- **Problems to solve**
A. In the text on Mercurial pattern syntax, write out the part from "The * character" to "any single character." with "directory" replaced by "folder".
B. Answer these questions from the text on Mercurial pattern syntax:
(i) Which syntax does Mercurial use for automatic pattern matching on Windows?
(ii) Which character separates the subpatterns in a group that begins with {?
(iii) Which token should you use to match a pattern in any directory?

* BEGIN Text shown *

Mercurial_ The Definitive Guide - Bryan O'Sullivan [53]
Mercurial supports two kinds of pattern syntax. The most frequently used is called glob; this is the same kind of pattern matching used by the Unix shell, and should be familiar to Windows command prompt users, too.
When Mercurial does automatic pattern matching on Windows, it uses glob syntax. You can thus omit the glob: prefix on Windows, but it’s safe to use it, too.
The re syntax is more powerful; it lets you specify patterns using regular expressions, also known as regexps.
By the way, in the examples that follow, notice that I’m careful to wrap all of my patterns in quote characters, so that they won’t get expanded by the shell before Mercurial sees them.
Shell-Style Glob Patterns
This is an overview of the kinds of patterns you can use when you’re matching on glob patterns.
The * character matches any string within a single directory.
$ hg add 'glob:*.py'
adding main.py
The ** pattern matches any string and crosses directory boundaries. It’s not a standard Unix glob token, but it’s accepted by several popular Unix shells, and is very useful.
$ cd ..
$ hg status 'glob:**.py'
A examples/simple.py
A src/main.py
? examples/performant.py
? setup.py
? src/watcher/watcher.py
The ? pattern matches any single character.
$ hg status 'glob:**.?'
? src/watcher/_watcher.c
The [ character begins a character class. This matches any single character within the class. The class ends with a ] character. A class may contain multiple ranges of the form a-f, which is shorthand for abcdef.
$ hg status 'glob:**[nr-t]'
? MANIFEST.in
? src/xyzzy.txt
If the first character after the [ in a character class is a !, it negates the class, making it match any single character not in the class.
A { begins a group of subpatterns, where the whole group matches if any subpattern in the group matches. The , character separates subpatterns, and } ends the group.
$ hg status 'glob:*.{in,py}'
? MANIFEST.in
? setup.py
Watch out!
Don’t forget that if you want to match a pattern in any directory, you should not be using the * match-any token, as this will only match within one directory. Instead, use the ** token. This small example illustrates the difference between the two.

* END Text shown *
* BEGIN Provided material *

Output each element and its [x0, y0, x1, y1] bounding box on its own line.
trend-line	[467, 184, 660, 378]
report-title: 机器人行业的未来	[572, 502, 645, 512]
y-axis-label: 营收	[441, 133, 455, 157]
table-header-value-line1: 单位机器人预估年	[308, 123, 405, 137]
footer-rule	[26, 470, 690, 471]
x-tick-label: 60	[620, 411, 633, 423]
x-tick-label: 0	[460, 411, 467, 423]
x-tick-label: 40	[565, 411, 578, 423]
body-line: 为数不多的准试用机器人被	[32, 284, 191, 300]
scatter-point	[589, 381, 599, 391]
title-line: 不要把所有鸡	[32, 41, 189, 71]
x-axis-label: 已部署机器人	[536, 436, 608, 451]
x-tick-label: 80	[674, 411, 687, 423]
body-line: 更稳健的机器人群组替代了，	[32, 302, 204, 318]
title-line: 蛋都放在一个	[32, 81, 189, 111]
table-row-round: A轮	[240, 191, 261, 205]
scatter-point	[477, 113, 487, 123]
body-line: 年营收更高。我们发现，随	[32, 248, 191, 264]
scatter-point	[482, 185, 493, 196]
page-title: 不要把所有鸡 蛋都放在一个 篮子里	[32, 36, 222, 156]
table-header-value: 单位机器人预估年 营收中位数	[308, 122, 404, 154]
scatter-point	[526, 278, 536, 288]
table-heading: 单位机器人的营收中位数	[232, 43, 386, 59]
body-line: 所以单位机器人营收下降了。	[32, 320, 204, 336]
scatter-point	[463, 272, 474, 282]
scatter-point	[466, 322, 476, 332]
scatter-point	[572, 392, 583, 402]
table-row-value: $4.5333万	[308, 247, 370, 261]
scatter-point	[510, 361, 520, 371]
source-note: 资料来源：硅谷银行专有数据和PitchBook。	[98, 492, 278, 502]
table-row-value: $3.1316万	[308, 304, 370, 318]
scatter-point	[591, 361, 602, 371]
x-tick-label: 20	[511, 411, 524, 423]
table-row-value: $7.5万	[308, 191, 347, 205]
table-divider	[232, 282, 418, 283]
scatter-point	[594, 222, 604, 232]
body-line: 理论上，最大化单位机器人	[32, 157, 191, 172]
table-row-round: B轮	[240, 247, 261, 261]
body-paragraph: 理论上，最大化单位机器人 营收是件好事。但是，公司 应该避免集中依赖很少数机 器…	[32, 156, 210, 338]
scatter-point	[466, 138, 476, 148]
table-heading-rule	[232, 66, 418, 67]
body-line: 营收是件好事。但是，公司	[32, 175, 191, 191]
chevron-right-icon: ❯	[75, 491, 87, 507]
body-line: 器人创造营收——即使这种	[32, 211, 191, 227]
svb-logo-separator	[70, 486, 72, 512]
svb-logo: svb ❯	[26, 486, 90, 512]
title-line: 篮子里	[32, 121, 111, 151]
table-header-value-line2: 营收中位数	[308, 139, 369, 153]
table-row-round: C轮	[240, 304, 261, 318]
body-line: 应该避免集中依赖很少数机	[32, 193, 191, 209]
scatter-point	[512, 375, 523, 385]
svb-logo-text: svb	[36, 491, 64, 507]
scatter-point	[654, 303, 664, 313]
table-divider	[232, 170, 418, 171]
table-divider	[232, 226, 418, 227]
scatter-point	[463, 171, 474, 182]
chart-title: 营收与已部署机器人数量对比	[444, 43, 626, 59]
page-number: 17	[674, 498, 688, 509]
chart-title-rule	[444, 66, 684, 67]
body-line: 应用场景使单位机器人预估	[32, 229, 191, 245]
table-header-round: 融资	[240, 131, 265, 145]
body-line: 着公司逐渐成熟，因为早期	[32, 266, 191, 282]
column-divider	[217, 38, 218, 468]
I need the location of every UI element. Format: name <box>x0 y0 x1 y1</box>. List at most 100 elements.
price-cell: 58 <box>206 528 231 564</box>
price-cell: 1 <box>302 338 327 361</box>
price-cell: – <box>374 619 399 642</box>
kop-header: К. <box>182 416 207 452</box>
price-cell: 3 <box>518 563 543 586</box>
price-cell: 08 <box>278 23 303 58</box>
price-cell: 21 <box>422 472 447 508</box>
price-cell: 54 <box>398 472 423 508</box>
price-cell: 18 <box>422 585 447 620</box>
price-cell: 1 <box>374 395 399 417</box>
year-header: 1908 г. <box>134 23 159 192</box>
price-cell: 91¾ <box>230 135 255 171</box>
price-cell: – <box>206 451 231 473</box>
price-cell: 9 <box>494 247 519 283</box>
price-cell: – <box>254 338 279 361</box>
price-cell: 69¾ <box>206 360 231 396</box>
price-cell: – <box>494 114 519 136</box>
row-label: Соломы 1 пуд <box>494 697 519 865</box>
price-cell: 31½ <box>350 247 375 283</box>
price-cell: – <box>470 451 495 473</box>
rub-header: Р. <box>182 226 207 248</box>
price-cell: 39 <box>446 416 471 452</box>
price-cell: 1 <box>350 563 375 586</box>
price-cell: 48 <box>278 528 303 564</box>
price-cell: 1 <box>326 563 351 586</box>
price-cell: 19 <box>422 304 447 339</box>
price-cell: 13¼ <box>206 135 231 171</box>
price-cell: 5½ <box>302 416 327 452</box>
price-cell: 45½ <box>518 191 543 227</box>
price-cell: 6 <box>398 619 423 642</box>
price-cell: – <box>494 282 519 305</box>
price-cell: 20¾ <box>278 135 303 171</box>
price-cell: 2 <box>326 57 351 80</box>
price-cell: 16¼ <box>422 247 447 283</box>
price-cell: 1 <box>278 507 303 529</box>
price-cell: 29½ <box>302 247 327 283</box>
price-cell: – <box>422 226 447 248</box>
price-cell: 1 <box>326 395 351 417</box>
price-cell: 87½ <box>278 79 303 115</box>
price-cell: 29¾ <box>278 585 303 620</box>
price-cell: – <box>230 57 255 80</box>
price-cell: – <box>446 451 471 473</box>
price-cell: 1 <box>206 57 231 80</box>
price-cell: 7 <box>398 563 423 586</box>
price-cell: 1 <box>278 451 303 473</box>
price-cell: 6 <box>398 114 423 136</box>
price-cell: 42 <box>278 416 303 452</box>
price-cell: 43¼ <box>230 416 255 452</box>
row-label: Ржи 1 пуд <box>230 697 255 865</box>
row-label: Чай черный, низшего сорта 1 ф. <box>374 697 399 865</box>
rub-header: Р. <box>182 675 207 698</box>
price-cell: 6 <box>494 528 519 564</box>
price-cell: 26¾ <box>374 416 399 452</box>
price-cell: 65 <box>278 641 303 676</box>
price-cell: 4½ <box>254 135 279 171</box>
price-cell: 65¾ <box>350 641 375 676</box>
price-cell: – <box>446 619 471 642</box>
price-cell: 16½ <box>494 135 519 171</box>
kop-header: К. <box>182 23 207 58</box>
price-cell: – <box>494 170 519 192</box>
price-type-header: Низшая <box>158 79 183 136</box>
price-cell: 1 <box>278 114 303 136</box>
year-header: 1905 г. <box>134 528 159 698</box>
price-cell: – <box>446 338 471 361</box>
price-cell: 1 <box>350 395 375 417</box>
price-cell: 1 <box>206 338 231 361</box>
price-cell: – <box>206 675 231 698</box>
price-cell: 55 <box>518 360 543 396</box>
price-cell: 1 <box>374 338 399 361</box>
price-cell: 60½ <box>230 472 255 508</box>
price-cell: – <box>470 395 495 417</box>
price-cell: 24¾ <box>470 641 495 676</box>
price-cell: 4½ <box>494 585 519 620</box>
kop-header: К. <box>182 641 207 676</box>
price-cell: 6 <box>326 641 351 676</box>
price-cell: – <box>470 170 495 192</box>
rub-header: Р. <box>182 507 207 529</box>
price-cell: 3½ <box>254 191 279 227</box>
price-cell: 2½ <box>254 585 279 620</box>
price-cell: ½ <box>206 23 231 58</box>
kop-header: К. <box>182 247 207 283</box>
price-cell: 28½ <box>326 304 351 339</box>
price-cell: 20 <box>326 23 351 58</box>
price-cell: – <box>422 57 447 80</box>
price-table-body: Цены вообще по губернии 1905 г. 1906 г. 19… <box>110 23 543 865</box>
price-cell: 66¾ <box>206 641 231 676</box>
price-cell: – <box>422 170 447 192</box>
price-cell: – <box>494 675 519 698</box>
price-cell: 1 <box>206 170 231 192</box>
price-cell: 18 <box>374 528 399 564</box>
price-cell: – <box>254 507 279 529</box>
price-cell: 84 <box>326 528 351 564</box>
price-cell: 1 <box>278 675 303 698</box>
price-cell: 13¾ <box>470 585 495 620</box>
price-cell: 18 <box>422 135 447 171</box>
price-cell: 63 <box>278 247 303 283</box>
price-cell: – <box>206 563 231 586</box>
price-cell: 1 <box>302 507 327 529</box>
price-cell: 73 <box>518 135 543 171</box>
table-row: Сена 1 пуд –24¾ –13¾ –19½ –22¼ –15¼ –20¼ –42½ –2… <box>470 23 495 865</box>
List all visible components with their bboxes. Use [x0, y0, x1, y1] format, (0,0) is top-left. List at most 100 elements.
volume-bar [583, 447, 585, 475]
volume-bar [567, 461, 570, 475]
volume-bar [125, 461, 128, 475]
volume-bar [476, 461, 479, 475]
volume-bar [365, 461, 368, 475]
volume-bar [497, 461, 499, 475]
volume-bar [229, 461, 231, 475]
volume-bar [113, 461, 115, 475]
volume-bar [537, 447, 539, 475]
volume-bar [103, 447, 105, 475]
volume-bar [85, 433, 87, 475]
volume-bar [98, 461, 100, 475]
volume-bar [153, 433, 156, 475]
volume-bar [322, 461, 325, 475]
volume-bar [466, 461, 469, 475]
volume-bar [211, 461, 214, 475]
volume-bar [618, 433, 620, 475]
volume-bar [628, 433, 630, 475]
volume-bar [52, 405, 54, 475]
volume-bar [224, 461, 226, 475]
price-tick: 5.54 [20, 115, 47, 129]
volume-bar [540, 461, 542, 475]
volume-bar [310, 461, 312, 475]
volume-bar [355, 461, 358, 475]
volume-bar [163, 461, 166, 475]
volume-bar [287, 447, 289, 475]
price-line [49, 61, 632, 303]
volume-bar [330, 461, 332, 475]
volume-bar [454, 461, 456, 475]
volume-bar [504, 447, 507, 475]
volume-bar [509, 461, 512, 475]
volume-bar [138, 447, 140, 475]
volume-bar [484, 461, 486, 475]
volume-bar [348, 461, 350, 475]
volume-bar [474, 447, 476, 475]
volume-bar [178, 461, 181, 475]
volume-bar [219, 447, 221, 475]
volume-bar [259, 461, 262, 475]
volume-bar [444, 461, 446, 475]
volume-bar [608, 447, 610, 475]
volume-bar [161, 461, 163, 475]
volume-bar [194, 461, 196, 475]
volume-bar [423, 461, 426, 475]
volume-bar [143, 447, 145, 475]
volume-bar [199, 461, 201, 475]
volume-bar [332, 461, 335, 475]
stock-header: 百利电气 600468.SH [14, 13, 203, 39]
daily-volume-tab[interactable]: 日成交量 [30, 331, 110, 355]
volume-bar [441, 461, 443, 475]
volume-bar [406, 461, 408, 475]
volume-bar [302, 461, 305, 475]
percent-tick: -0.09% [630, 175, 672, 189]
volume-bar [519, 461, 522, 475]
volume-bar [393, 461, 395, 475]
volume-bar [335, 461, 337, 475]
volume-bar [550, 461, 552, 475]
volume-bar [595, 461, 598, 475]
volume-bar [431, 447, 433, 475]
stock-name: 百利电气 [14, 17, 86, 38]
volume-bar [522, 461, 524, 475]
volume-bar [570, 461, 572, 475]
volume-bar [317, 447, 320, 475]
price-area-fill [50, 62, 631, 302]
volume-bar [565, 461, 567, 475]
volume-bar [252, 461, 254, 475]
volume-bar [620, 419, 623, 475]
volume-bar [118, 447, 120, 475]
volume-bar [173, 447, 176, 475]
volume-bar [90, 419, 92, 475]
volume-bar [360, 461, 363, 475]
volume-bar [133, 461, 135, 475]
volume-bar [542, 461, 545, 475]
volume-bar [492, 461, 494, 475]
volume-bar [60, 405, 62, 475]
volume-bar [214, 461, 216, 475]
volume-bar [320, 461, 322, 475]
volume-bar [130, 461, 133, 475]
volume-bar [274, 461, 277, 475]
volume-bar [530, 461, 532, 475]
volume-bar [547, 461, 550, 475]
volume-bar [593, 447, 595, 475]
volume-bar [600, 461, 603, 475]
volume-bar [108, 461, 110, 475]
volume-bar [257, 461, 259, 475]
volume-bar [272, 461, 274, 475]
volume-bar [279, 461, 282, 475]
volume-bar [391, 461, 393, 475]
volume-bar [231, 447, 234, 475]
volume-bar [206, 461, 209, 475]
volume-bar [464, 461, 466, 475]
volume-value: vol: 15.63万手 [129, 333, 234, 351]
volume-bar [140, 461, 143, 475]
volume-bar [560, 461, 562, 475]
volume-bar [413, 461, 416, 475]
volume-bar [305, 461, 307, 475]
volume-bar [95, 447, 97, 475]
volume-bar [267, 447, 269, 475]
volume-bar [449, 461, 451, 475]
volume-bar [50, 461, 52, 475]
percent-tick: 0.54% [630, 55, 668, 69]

* END Provided material *

- **Exercise solutions**
A.
The * character matches any string within a single folder.
$ hg add 'glob:*.py'
adding main.py
The ** pattern matches any string and crosses folder boundaries. It’s not a standard Unix glob token, but it’s accepted by several popular Unix shells, and is very useful.
$ cd ..
$ hg status 'glob:**.py'
A examples/simple.py
A src/main.py
? examples/performant.py
? setup.py
? src/watcher/watcher.py
The ? pattern matches any single character.

B.
(i) Glob syntax.
(ii) The , (comma) character.
(iii) The ** token.